YOUR GOAL »
Write every line of the material out exactly as shown.

DATA EXTRACT »
## Start

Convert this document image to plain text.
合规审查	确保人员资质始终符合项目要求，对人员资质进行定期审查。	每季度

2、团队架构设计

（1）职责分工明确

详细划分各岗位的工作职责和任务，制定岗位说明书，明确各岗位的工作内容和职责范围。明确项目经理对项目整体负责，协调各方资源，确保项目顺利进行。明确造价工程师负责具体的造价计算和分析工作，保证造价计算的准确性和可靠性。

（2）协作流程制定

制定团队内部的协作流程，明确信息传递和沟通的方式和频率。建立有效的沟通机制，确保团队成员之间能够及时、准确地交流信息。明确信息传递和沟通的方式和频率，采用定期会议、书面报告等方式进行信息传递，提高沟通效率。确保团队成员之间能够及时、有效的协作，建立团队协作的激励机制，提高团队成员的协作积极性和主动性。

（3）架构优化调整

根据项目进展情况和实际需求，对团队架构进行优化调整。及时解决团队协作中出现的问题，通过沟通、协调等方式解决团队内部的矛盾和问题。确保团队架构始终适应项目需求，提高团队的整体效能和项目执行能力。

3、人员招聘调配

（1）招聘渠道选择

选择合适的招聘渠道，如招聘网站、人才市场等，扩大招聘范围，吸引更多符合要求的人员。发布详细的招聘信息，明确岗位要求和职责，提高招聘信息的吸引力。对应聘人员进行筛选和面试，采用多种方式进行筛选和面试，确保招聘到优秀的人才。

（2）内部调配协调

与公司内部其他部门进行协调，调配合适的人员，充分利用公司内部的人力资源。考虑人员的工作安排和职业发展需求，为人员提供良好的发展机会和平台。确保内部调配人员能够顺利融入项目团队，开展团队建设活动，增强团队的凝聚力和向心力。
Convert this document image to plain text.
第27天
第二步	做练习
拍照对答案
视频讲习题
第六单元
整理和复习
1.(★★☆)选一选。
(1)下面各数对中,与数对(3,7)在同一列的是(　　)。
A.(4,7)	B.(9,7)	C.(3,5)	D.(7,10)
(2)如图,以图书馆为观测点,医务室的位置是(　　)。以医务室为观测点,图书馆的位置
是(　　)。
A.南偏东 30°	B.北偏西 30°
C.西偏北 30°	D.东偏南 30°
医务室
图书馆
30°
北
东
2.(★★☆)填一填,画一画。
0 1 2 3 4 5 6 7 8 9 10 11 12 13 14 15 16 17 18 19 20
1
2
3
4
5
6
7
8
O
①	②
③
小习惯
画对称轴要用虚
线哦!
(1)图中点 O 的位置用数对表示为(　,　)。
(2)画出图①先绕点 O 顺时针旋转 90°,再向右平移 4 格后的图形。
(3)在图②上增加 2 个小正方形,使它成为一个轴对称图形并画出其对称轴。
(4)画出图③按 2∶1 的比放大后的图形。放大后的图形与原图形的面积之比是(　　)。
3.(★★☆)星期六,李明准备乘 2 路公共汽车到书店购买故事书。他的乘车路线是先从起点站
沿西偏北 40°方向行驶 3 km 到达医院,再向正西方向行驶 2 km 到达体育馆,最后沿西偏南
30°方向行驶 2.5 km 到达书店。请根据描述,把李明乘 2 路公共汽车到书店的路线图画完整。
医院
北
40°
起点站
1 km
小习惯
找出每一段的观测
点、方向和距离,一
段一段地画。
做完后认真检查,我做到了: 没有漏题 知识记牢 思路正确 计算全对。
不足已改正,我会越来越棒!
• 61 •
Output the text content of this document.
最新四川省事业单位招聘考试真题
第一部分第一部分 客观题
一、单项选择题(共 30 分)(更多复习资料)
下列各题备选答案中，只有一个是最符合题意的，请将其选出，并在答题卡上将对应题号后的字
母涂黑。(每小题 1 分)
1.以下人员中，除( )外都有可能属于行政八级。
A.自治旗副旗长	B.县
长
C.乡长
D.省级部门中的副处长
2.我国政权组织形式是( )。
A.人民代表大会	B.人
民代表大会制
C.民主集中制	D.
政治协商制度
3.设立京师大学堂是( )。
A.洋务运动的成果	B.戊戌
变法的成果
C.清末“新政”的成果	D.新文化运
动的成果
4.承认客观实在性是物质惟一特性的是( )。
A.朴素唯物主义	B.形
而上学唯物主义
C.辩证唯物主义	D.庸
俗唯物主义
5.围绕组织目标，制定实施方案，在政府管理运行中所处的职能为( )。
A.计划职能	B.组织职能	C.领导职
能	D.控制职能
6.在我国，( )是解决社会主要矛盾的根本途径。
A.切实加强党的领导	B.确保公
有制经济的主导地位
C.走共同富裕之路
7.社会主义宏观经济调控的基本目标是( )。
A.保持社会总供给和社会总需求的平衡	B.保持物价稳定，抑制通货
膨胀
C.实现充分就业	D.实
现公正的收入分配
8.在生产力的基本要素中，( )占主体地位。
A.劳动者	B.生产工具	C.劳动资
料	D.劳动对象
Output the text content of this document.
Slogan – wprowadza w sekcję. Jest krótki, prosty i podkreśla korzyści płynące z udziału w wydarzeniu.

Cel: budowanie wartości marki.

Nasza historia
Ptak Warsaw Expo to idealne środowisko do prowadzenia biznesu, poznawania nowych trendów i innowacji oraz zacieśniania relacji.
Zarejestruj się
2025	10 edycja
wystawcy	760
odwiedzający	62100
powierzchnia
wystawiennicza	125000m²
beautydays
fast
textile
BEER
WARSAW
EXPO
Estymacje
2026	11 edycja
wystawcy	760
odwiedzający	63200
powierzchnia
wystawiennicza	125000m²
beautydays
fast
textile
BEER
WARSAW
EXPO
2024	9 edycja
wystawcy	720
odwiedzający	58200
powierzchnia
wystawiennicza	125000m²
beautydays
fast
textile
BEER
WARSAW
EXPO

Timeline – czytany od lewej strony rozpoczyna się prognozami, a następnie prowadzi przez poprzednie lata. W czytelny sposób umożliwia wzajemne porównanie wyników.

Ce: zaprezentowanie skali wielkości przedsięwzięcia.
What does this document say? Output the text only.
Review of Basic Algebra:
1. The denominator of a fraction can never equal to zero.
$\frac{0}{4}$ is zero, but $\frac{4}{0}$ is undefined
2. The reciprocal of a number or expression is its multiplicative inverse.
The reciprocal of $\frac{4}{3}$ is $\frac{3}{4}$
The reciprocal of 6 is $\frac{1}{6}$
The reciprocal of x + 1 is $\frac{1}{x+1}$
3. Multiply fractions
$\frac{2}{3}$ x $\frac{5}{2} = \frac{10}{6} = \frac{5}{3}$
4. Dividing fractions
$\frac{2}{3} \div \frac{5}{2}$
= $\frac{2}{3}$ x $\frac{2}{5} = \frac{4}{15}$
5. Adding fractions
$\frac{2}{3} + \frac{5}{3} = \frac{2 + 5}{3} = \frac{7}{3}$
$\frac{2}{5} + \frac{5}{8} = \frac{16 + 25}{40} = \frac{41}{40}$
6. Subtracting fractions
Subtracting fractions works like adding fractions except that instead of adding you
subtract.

## End

SOLUTION TO THE EXERCISE »
Convert this document image to plain text.
合规审查	确保人员资质始终符合项目要求，对人员资质进行定期审查。	每季度

2、团队架构设计

（1）职责分工明确

详细划分各岗位的工作职责和任务，制定岗位说明书，明确各岗位的工作内容和职责范围。明确项目经理对项目整体负责，协调各方资源，确保项目顺利进行。明确造价工程师负责具体的造价计算和分析工作，保证造价计算的准确性和可靠性。

（2）协作流程制定

制定团队内部的协作流程，明确信息传递和沟通的方式和频率。建立有效的沟通机制，确保团队成员之间能够及时、准确地交流信息。明确信息传递和沟通的方式和频率，采用定期会议、书面报告等方式进行信息传递，提高沟通效率。确保团队成员之间能够及时、有效的协作，建立团队协作的激励机制，提高团队成员的协作积极性和主动性。

（3）架构优化调整

根据项目进展情况和实际需求，对团队架构进行优化调整。及时解决团队协作中出现的问题，通过沟通、协调等方式解决团队内部的矛盾和问题。确保团队架构始终适应项目需求，提高团队的整体效能和项目执行能力。

3、人员招聘调配

（1）招聘渠道选择

选择合适的招聘渠道，如招聘网站、人才市场等，扩大招聘范围，吸引更多符合要求的人员。发布详细的招聘信息，明确岗位要求和职责，提高招聘信息的吸引力。对应聘人员进行筛选和面试，采用多种方式进行筛选和面试，确保招聘到优秀的人才。

（2）内部调配协调

与公司内部其他部门进行协调，调配合适的人员，充分利用公司内部的人力资源。考虑人员的工作安排和职业发展需求，为人员提供良好的发展机会和平台。确保内部调配人员能够顺利融入项目团队，开展团队建设活动，增强团队的凝聚力和向心力。
Convert this document image to plain text.
第27天
第二步	做练习
拍照对答案
视频讲习题
第六单元
整理和复习
1.(★★☆)选一选。
(1)下面各数对中,与数对(3,7)在同一列的是(　　)。
A.(4,7)	B.(9,7)	C.(3,5)	D.(7,10)
(2)如图,以图书馆为观测点,医务室的位置是(　　)。以医务室为观测点,图书馆的位置
是(　　)。
A.南偏东 30°	B.北偏西 30°
C.西偏北 30°	D.东偏南 30°
医务室
图书馆
30°
北
东
2.(★★☆)填一填,画一画。
0 1 2 3 4 5 6 7 8 9 10 11 12 13 14 15 16 17 18 19 20
1
2
3
4
5
6
7
8
O
①	②
③
小习惯
画对称轴要用虚
线哦!
(1)图中点 O 的位置用数对表示为(　,　)。
(2)画出图①先绕点 O 顺时针旋转 90°,再向右平移 4 格后的图形。
(3)在图②上增加 2 个小正方形,使它成为一个轴对称图形并画出其对称轴。
(4)画出图③按 2∶1 的比放大后的图形。放大后的图形与原图形的面积之比是(　　)。
3.(★★☆)星期六,李明准备乘 2 路公共汽车到书店购买故事书。他的乘车路线是先从起点站
沿西偏北 40°方向行驶 3 km 到达医院,再向正西方向行驶 2 km 到达体育馆,最后沿西偏南
30°方向行驶 2.5 km 到达书店。请根据描述,把李明乘 2 路公共汽车到书店的路线图画完整。
医院
北
40°
起点站
1 km
小习惯
找出每一段的观测
点、方向和距离,一
段一段地画。
做完后认真检查,我做到了: 没有漏题 知识记牢 思路正确 计算全对。
不足已改正,我会越来越棒!
• 61 •
Output the text content of this document.
最新四川省事业单位招聘考试真题
第一部分第一部分 客观题
一、单项选择题(共 30 分)(更多复习资料)
下列各题备选答案中，只有一个是最符合题意的，请将其选出，并在答题卡上将对应题号后的字
母涂黑。(每小题 1 分)
1.以下人员中，除( )外都有可能属于行政八级。
A.自治旗副旗长	B.县
长
C.乡长
D.省级部门中的副处长
2.我国政权组织形式是( )。
A.人民代表大会	B.人
民代表大会制
C.民主集中制	D.
政治协商制度
3.设立京师大学堂是( )。
A.洋务运动的成果	B.戊戌
变法的成果
C.清末“新政”的成果	D.新文化运
动的成果
4.承认客观实在性是物质惟一特性的是( )。
A.朴素唯物主义	B.形
而上学唯物主义
C.辩证唯物主义	D.庸
俗唯物主义
5.围绕组织目标，制定实施方案，在政府管理运行中所处的职能为( )。
A.计划职能	B.组织职能	C.领导职
能	D.控制职能
6.在我国，( )是解决社会主要矛盾的根本途径。
A.切实加强党的领导	B.确保公
有制经济的主导地位
C.走共同富裕之路
7.社会主义宏观经济调控的基本目标是( )。
A.保持社会总供给和社会总需求的平衡	B.保持物价稳定，抑制通货
膨胀
C.实现充分就业	D.实
现公正的收入分配
8.在生产力的基本要素中，( )占主体地位。
A.劳动者	B.生产工具	C.劳动资
料	D.劳动对象
Output the text content of this document.
Slogan – wprowadza w sekcję. Jest krótki, prosty i podkreśla korzyści płynące z udziału w wydarzeniu.

Cel: budowanie wartości marki.

Nasza historia
Ptak Warsaw Expo to idealne środowisko do prowadzenia biznesu, poznawania nowych trendów i innowacji oraz zacieśniania relacji.
Zarejestruj się
2025	10 edycja
wystawcy	760
odwiedzający	62100
powierzchnia
wystawiennicza	125000m²
beautydays
fast
textile
BEER
WARSAW
EXPO
Estymacje
2026	11 edycja
wystawcy	760
odwiedzający	63200
powierzchnia
wystawiennicza	125000m²
beautydays
fast
textile
BEER
WARSAW
EXPO
2024	9 edycja
wystawcy	720
odwiedzający	58200
powierzchnia
wystawiennicza	125000m²
beautydays
fast
textile
BEER
WARSAW
EXPO

Timeline – czytany od lewej strony rozpoczyna się prognozami, a następnie prowadzi przez poprzednie lata. W czytelny sposób umożliwia wzajemne porównanie wyników.

Ce: zaprezentowanie skali wielkości przedsięwzięcia.
What does this document say? Output the text only.
Review of Basic Algebra:
1. The denominator of a fraction can never equal to zero.
$\frac{0}{4}$ is zero, but $\frac{4}{0}$ is undefined
2. The reciprocal of a number or expression is its multiplicative inverse.
The reciprocal of $\frac{4}{3}$ is $\frac{3}{4}$
The reciprocal of 6 is $\frac{1}{6}$
The reciprocal of x + 1 is $\frac{1}{x+1}$
3. Multiply fractions
$\frac{2}{3}$ x $\frac{5}{2} = \frac{10}{6} = \frac{5}{3}$
4. Dividing fractions
$\frac{2}{3} \div \frac{5}{2}$
= $\frac{2}{3}$ x $\frac{2}{5} = \frac{4}{15}$
5. Adding fractions
$\frac{2}{3} + \frac{5}{3} = \frac{2 + 5}{3} = \frac{7}{3}$
$\frac{2}{5} + \frac{5}{8} = \frac{16 + 25}{40} = \frac{41}{40}$
6. Subtracting fractions
Subtracting fractions works like adding fractions except that instead of adding you
subtract.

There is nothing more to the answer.